[Record list start]

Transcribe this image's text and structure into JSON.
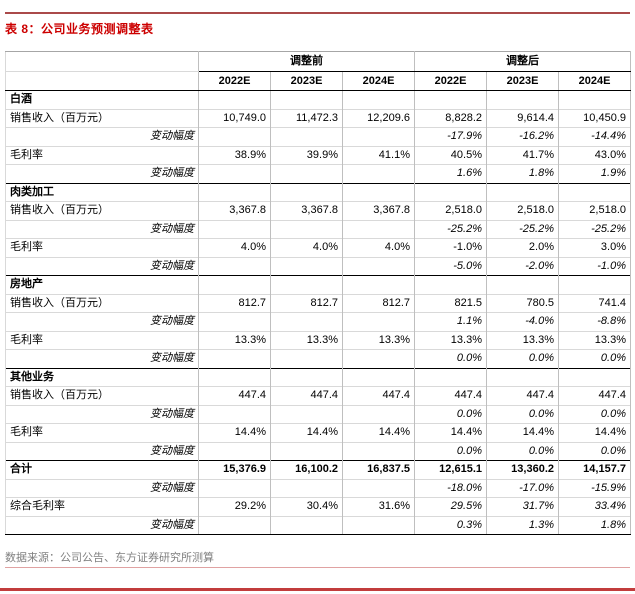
{
  "page": {
    "title": "表 8：公司业务预测调整表",
    "source": "数据来源：公司公告、东方证券研究所测算"
  },
  "colors": {
    "title_red": "#cc0000",
    "top_rule_red": "#aa4a4a",
    "source_gray": "#808080",
    "thin_rule_pink": "#e0a2a2",
    "bottom_bar_red": "#c23c3c",
    "grid_light": "#d9d9d9",
    "grid_mid": "#bfbfbf",
    "grid_dark": "#000000"
  },
  "table": {
    "group_headers": [
      {
        "label": "调整前",
        "span": 3
      },
      {
        "label": "调整后",
        "span": 3
      }
    ],
    "year_headers": [
      "2022E",
      "2023E",
      "2024E",
      "2022E",
      "2023E",
      "2024E"
    ],
    "rows": [
      {
        "type": "section",
        "label": "白酒",
        "values": [
          "",
          "",
          "",
          "",
          "",
          ""
        ]
      },
      {
        "type": "data",
        "label": "销售收入（百万元）",
        "values": [
          "10,749.0",
          "11,472.3",
          "12,209.6",
          "8,828.2",
          "9,614.4",
          "10,450.9"
        ]
      },
      {
        "type": "change",
        "label": "变动幅度",
        "values": [
          "",
          "",
          "",
          "-17.9%",
          "-16.2%",
          "-14.4%"
        ]
      },
      {
        "type": "data",
        "label": "毛利率",
        "values": [
          "38.9%",
          "39.9%",
          "41.1%",
          "40.5%",
          "41.7%",
          "43.0%"
        ]
      },
      {
        "type": "change",
        "label": "变动幅度",
        "values": [
          "",
          "",
          "",
          "1.6%",
          "1.8%",
          "1.9%"
        ]
      },
      {
        "type": "section",
        "label": "肉类加工",
        "values": [
          "",
          "",
          "",
          "",
          "",
          ""
        ]
      },
      {
        "type": "data",
        "label": "销售收入（百万元）",
        "values": [
          "3,367.8",
          "3,367.8",
          "3,367.8",
          "2,518.0",
          "2,518.0",
          "2,518.0"
        ]
      },
      {
        "type": "change",
        "label": "变动幅度",
        "values": [
          "",
          "",
          "",
          "-25.2%",
          "-25.2%",
          "-25.2%"
        ]
      },
      {
        "type": "data",
        "label": "毛利率",
        "values": [
          "4.0%",
          "4.0%",
          "4.0%",
          "-1.0%",
          "2.0%",
          "3.0%"
        ]
      },
      {
        "type": "change",
        "label": "变动幅度",
        "values": [
          "",
          "",
          "",
          "-5.0%",
          "-2.0%",
          "-1.0%"
        ]
      },
      {
        "type": "section",
        "label": "房地产",
        "values": [
          "",
          "",
          "",
          "",
          "",
          ""
        ]
      },
      {
        "type": "data",
        "label": "销售收入（百万元）",
        "values": [
          "812.7",
          "812.7",
          "812.7",
          "821.5",
          "780.5",
          "741.4"
        ]
      },
      {
        "type": "change",
        "label": "变动幅度",
        "values": [
          "",
          "",
          "",
          "1.1%",
          "-4.0%",
          "-8.8%"
        ]
      },
      {
        "type": "data",
        "label": "毛利率",
        "values": [
          "13.3%",
          "13.3%",
          "13.3%",
          "13.3%",
          "13.3%",
          "13.3%"
        ]
      },
      {
        "type": "change",
        "label": "变动幅度",
        "values": [
          "",
          "",
          "",
          "0.0%",
          "0.0%",
          "0.0%"
        ]
      },
      {
        "type": "section",
        "label": "其他业务",
        "values": [
          "",
          "",
          "",
          "",
          "",
          ""
        ]
      },
      {
        "type": "data",
        "label": "销售收入（百万元）",
        "values": [
          "447.4",
          "447.4",
          "447.4",
          "447.4",
          "447.4",
          "447.4"
        ]
      },
      {
        "type": "change",
        "label": "变动幅度",
        "values": [
          "",
          "",
          "",
          "0.0%",
          "0.0%",
          "0.0%"
        ]
      },
      {
        "type": "data",
        "label": "毛利率",
        "values": [
          "14.4%",
          "14.4%",
          "14.4%",
          "14.4%",
          "14.4%",
          "14.4%"
        ]
      },
      {
        "type": "change",
        "label": "变动幅度",
        "values": [
          "",
          "",
          "",
          "0.0%",
          "0.0%",
          "0.0%"
        ]
      },
      {
        "type": "total",
        "label": "合计",
        "values": [
          "15,376.9",
          "16,100.2",
          "16,837.5",
          "12,615.1",
          "13,360.2",
          "14,157.7"
        ]
      },
      {
        "type": "change",
        "label": "变动幅度",
        "values": [
          "",
          "",
          "",
          "-18.0%",
          "-17.0%",
          "-15.9%"
        ]
      },
      {
        "type": "data",
        "label": "综合毛利率",
        "adjusted_italic": true,
        "values": [
          "29.2%",
          "30.4%",
          "31.6%",
          "29.5%",
          "31.7%",
          "33.4%"
        ]
      },
      {
        "type": "change",
        "label": "变动幅度",
        "values": [
          "",
          "",
          "",
          "0.3%",
          "1.3%",
          "1.8%"
        ]
      }
    ]
  }
}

[Record list end]

- Problem to work on
Extract the entries in full, exactly as they are, minus the pictures.

- Result for this task
Transcribe this image's text and structure into JSON.
{
  "page": {
    "title": "表 8：公司业务预测调整表",
    "source": "数据来源：公司公告、东方证券研究所测算"
  },
  "colors": {
    "title_red": "#cc0000",
    "top_rule_red": "#aa4a4a",
    "source_gray": "#808080",
    "thin_rule_pink": "#e0a2a2",
    "bottom_bar_red": "#c23c3c",
    "grid_light": "#d9d9d9",
    "grid_mid": "#bfbfbf",
    "grid_dark": "#000000"
  },
  "table": {
    "group_headers": [
      {
        "label": "调整前",
        "span": 3
      },
      {
        "label": "调整后",
        "span": 3
      }
    ],
    "year_headers": [
      "2022E",
      "2023E",
      "2024E",
      "2022E",
      "2023E",
      "2024E"
    ],
    "rows": [
      {
        "type": "section",
        "label": "白酒",
        "values": [
          "",
          "",
          "",
          "",
          "",
          ""
        ]
      },
      {
        "type": "data",
        "label": "销售收入（百万元）",
        "values": [
          "10,749.0",
          "11,472.3",
          "12,209.6",
          "8,828.2",
          "9,614.4",
          "10,450.9"
        ]
      },
      {
        "type": "change",
        "label": "变动幅度",
        "values": [
          "",
          "",
          "",
          "-17.9%",
          "-16.2%",
          "-14.4%"
        ]
      },
      {
        "type": "data",
        "label": "毛利率",
        "values": [
          "38.9%",
          "39.9%",
          "41.1%",
          "40.5%",
          "41.7%",
          "43.0%"
        ]
      },
      {
        "type": "change",
        "label": "变动幅度",
        "values": [
          "",
          "",
          "",
          "1.6%",
          "1.8%",
          "1.9%"
        ]
      },
      {
        "type": "section",
        "label": "肉类加工",
        "values": [
          "",
          "",
          "",
          "",
          "",
          ""
        ]
      },
      {
        "type": "data",
        "label": "销售收入（百万元）",
        "values": [
          "3,367.8",
          "3,367.8",
          "3,367.8",
          "2,518.0",
          "2,518.0",
          "2,518.0"
        ]
      },
      {
        "type": "change",
        "label": "变动幅度",
        "values": [
          "",
          "",
          "",
          "-25.2%",
          "-25.2%",
          "-25.2%"
        ]
      },
      {
        "type": "data",
        "label": "毛利率",
        "values": [
          "4.0%",
          "4.0%",
          "4.0%",
          "-1.0%",
          "2.0%",
          "3.0%"
        ]
      },
      {
        "type": "change",
        "label": "变动幅度",
        "values": [
          "",
          "",
          "",
          "-5.0%",
          "-2.0%",
          "-1.0%"
        ]
      },
      {
        "type": "section",
        "label": "房地产",
        "values": [
          "",
          "",
          "",
          "",
          "",
          ""
        ]
      },
      {
        "type": "data",
        "label": "销售收入（百万元）",
        "values": [
          "812.7",
          "812.7",
          "812.7",
          "821.5",
          "780.5",
          "741.4"
        ]
      },
      {
        "type": "change",
        "label": "变动幅度",
        "values": [
          "",
          "",
          "",
          "1.1%",
          "-4.0%",
          "-8.8%"
        ]
      },
      {
        "type": "data",
        "label": "毛利率",
        "values": [
          "13.3%",
          "13.3%",
          "13.3%",
          "13.3%",
          "13.3%",
          "13.3%"
        ]
      },
      {
        "type": "change",
        "label": "变动幅度",
        "values": [
          "",
          "",
          "",
          "0.0%",
          "0.0%",
          "0.0%"
        ]
      },
      {
        "type": "section",
        "label": "其他业务",
        "values": [
          "",
          "",
          "",
          "",
          "",
          ""
        ]
      },
      {
        "type": "data",
        "label": "销售收入（百万元）",
        "values": [
          "447.4",
          "447.4",
          "447.4",
          "447.4",
          "447.4",
          "447.4"
        ]
      },
      {
        "type": "change",
        "label": "变动幅度",
        "values": [
          "",
          "",
          "",
          "0.0%",
          "0.0%",
          "0.0%"
        ]
      },
      {
        "type": "data",
        "label": "毛利率",
        "values": [
          "14.4%",
          "14.4%",
          "14.4%",
          "14.4%",
          "14.4%",
          "14.4%"
        ]
      },
      {
        "type": "change",
        "label": "变动幅度",
        "values": [
          "",
          "",
          "",
          "0.0%",
          "0.0%",
          "0.0%"
        ]
      },
      {
        "type": "total",
        "label": "合计",
        "values": [
          "15,376.9",
          "16,100.2",
          "16,837.5",
          "12,615.1",
          "13,360.2",
          "14,157.7"
        ]
      },
      {
        "type": "change",
        "label": "变动幅度",
        "values": [
          "",
          "",
          "",
          "-18.0%",
          "-17.0%",
          "-15.9%"
        ]
      },
      {
        "type": "data",
        "label": "综合毛利率",
        "adjusted_italic": true,
        "values": [
          "29.2%",
          "30.4%",
          "31.6%",
          "29.5%",
          "31.7%",
          "33.4%"
        ]
      },
      {
        "type": "change",
        "label": "变动幅度",
        "values": [
          "",
          "",
          "",
          "0.3%",
          "1.3%",
          "1.8%"
        ]
      }
    ]
  }
}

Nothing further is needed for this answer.